**Task statement**
Using the records below, locate all lines containing "Alimentícios" and return them.

**Stored rows**

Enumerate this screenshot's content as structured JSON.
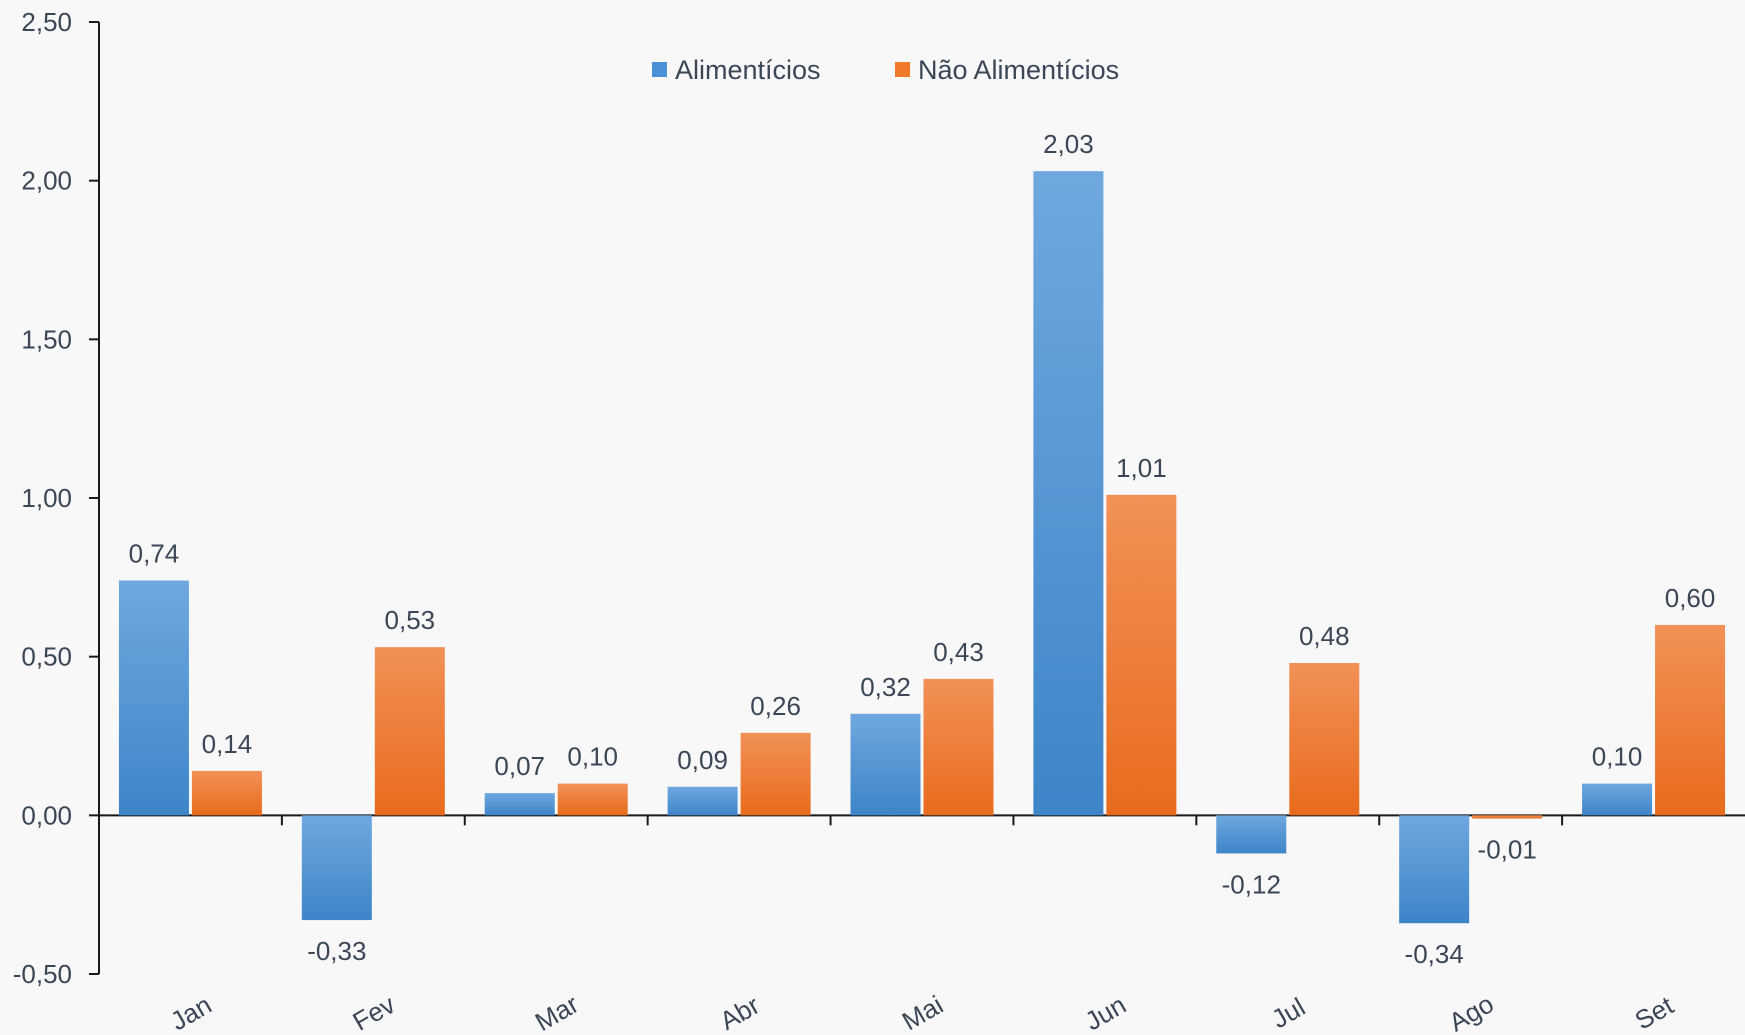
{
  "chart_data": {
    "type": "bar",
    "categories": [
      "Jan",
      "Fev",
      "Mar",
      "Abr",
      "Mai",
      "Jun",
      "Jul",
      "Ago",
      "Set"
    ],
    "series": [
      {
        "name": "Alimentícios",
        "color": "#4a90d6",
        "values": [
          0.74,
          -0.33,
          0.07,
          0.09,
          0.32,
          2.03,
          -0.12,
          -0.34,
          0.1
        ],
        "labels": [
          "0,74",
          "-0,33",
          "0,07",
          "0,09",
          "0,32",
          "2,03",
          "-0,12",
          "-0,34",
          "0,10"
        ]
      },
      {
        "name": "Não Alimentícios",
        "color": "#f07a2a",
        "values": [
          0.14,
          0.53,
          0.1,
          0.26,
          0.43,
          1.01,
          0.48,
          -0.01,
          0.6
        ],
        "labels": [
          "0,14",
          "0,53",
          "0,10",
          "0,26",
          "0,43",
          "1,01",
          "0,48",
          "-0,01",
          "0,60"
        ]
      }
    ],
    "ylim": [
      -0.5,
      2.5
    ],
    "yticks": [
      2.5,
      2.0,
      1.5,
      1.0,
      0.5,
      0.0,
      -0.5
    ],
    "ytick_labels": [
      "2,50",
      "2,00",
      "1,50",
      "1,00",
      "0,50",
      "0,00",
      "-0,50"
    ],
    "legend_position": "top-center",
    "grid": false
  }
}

**Solution for this task**
        "name": "Alimentícios",
        "name": "Não Alimentícios",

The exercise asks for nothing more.